**Task instructions:** Return each line of the listing that contains the string "sinyal".
** begin Entries provided **
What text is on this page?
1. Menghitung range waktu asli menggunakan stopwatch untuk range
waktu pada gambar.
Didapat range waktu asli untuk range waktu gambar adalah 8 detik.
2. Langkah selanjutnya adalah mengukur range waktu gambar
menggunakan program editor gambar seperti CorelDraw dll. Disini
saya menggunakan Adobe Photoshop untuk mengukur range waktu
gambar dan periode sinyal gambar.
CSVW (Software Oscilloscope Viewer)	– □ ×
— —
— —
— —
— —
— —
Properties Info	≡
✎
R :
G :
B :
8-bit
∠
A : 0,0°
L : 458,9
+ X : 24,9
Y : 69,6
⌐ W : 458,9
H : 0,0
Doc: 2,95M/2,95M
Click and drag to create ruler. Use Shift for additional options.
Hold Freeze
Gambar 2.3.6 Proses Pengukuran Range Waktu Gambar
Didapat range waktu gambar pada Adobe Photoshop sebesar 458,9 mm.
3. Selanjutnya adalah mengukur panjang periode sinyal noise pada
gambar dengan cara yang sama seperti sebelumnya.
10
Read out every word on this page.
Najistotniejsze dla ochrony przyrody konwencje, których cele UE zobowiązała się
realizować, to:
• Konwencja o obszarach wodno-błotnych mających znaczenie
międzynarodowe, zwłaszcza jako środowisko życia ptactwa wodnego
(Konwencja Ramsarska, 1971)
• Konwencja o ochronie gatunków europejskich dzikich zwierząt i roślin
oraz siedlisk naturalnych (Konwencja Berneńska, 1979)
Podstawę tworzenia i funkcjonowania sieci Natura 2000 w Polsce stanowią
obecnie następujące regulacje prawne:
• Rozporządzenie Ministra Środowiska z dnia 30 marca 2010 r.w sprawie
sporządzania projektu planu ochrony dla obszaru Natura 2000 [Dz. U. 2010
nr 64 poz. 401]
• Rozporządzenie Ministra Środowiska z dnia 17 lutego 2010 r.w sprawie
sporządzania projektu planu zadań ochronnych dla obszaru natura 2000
** end Entries provided **
**Final answer:**
gambar dan periode sinyal gambar.
3. Selanjutnya adalah mengukur panjang periode sinyal noise pada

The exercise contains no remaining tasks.